INSTRUCTION: Set each record down exactly, excluding all images.

[Dataset records]
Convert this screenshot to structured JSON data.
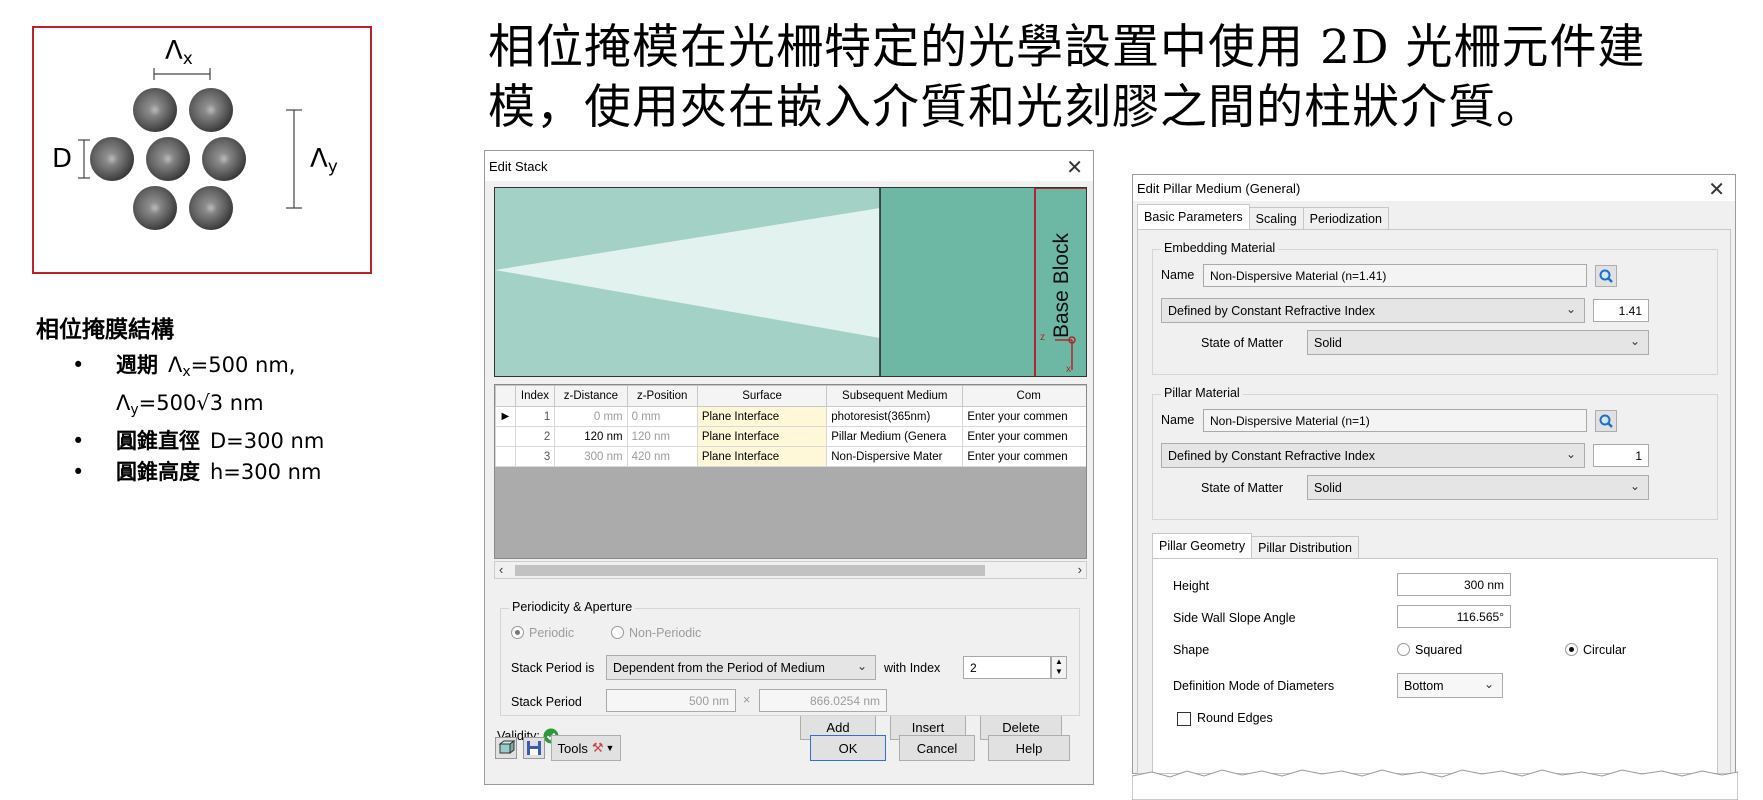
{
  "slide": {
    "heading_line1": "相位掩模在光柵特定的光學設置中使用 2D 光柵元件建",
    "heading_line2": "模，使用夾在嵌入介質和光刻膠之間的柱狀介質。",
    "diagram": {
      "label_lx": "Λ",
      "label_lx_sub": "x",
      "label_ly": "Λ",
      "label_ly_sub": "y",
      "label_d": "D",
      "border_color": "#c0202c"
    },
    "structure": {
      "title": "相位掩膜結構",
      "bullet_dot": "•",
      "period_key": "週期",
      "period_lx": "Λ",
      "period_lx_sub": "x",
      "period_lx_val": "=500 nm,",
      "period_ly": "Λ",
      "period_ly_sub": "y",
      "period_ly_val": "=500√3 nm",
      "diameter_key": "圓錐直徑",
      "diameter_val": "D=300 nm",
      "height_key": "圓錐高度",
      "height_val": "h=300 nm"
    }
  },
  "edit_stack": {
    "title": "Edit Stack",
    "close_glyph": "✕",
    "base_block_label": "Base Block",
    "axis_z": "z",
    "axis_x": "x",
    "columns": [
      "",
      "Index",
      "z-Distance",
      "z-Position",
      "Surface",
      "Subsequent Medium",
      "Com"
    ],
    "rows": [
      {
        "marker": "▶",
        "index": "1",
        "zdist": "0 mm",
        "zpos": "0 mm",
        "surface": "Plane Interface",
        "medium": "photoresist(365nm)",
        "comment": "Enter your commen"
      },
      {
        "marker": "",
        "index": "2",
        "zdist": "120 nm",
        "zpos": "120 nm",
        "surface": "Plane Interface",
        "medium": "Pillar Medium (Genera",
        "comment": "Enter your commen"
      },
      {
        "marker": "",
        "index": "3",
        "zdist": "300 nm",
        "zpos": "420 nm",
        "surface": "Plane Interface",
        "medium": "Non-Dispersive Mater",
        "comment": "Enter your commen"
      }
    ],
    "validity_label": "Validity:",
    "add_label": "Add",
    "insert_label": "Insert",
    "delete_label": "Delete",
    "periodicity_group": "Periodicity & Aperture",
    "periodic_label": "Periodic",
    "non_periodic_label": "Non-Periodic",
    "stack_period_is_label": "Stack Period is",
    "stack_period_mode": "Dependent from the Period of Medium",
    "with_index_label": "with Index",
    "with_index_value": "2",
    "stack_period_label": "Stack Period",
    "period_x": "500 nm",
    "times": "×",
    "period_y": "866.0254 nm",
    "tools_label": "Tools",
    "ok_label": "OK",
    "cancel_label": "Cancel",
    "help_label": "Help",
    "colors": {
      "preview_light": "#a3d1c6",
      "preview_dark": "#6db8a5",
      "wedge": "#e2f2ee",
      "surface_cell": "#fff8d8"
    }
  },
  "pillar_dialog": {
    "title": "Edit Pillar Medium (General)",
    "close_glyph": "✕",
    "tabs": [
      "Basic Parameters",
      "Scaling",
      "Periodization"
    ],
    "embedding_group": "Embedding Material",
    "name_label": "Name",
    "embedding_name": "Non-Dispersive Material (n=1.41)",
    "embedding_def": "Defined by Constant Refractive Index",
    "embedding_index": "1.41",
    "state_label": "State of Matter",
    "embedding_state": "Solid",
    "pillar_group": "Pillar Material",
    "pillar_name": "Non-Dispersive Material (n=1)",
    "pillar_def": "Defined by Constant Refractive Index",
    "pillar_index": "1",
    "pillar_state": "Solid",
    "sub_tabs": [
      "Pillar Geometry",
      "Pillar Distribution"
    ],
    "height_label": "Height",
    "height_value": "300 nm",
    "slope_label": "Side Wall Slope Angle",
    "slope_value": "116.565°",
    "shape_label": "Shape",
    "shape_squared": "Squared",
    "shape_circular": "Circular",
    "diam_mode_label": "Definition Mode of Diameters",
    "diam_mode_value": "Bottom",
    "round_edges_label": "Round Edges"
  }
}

EXERCISE OUTPUT:
Convert this screenshot to structured JSON data.
{
  "slide": {
    "heading_line1": "相位掩模在光柵特定的光學設置中使用 2D 光柵元件建",
    "heading_line2": "模，使用夾在嵌入介質和光刻膠之間的柱狀介質。",
    "diagram": {
      "label_lx": "Λ",
      "label_lx_sub": "x",
      "label_ly": "Λ",
      "label_ly_sub": "y",
      "label_d": "D",
      "border_color": "#c0202c"
    },
    "structure": {
      "title": "相位掩膜結構",
      "bullet_dot": "•",
      "period_key": "週期",
      "period_lx": "Λ",
      "period_lx_sub": "x",
      "period_lx_val": "=500 nm,",
      "period_ly": "Λ",
      "period_ly_sub": "y",
      "period_ly_val": "=500√3 nm",
      "diameter_key": "圓錐直徑",
      "diameter_val": "D=300 nm",
      "height_key": "圓錐高度",
      "height_val": "h=300 nm"
    }
  },
  "edit_stack": {
    "title": "Edit Stack",
    "close_glyph": "✕",
    "base_block_label": "Base Block",
    "axis_z": "z",
    "axis_x": "x",
    "columns": [
      "",
      "Index",
      "z-Distance",
      "z-Position",
      "Surface",
      "Subsequent Medium",
      "Com"
    ],
    "rows": [
      {
        "marker": "▶",
        "index": "1",
        "zdist": "0 mm",
        "zpos": "0 mm",
        "surface": "Plane Interface",
        "medium": "photoresist(365nm)",
        "comment": "Enter your commen"
      },
      {
        "marker": "",
        "index": "2",
        "zdist": "120 nm",
        "zpos": "120 nm",
        "surface": "Plane Interface",
        "medium": "Pillar Medium (Genera",
        "comment": "Enter your commen"
      },
      {
        "marker": "",
        "index": "3",
        "zdist": "300 nm",
        "zpos": "420 nm",
        "surface": "Plane Interface",
        "medium": "Non-Dispersive Mater",
        "comment": "Enter your commen"
      }
    ],
    "validity_label": "Validity:",
    "add_label": "Add",
    "insert_label": "Insert",
    "delete_label": "Delete",
    "periodicity_group": "Periodicity & Aperture",
    "periodic_label": "Periodic",
    "non_periodic_label": "Non-Periodic",
    "stack_period_is_label": "Stack Period is",
    "stack_period_mode": "Dependent from the Period of Medium",
    "with_index_label": "with Index",
    "with_index_value": "2",
    "stack_period_label": "Stack Period",
    "period_x": "500 nm",
    "times": "×",
    "period_y": "866.0254 nm",
    "tools_label": "Tools",
    "ok_label": "OK",
    "cancel_label": "Cancel",
    "help_label": "Help",
    "colors": {
      "preview_light": "#a3d1c6",
      "preview_dark": "#6db8a5",
      "wedge": "#e2f2ee",
      "surface_cell": "#fff8d8"
    }
  },
  "pillar_dialog": {
    "title": "Edit Pillar Medium (General)",
    "close_glyph": "✕",
    "tabs": [
      "Basic Parameters",
      "Scaling",
      "Periodization"
    ],
    "embedding_group": "Embedding Material",
    "name_label": "Name",
    "embedding_name": "Non-Dispersive Material (n=1.41)",
    "embedding_def": "Defined by Constant Refractive Index",
    "embedding_index": "1.41",
    "state_label": "State of Matter",
    "embedding_state": "Solid",
    "pillar_group": "Pillar Material",
    "pillar_name": "Non-Dispersive Material (n=1)",
    "pillar_def": "Defined by Constant Refractive Index",
    "pillar_index": "1",
    "pillar_state": "Solid",
    "sub_tabs": [
      "Pillar Geometry",
      "Pillar Distribution"
    ],
    "height_label": "Height",
    "height_value": "300 nm",
    "slope_label": "Side Wall Slope Angle",
    "slope_value": "116.565°",
    "shape_label": "Shape",
    "shape_squared": "Squared",
    "shape_circular": "Circular",
    "diam_mode_label": "Definition Mode of Diameters",
    "diam_mode_value": "Bottom",
    "round_edges_label": "Round Edges"
  }
}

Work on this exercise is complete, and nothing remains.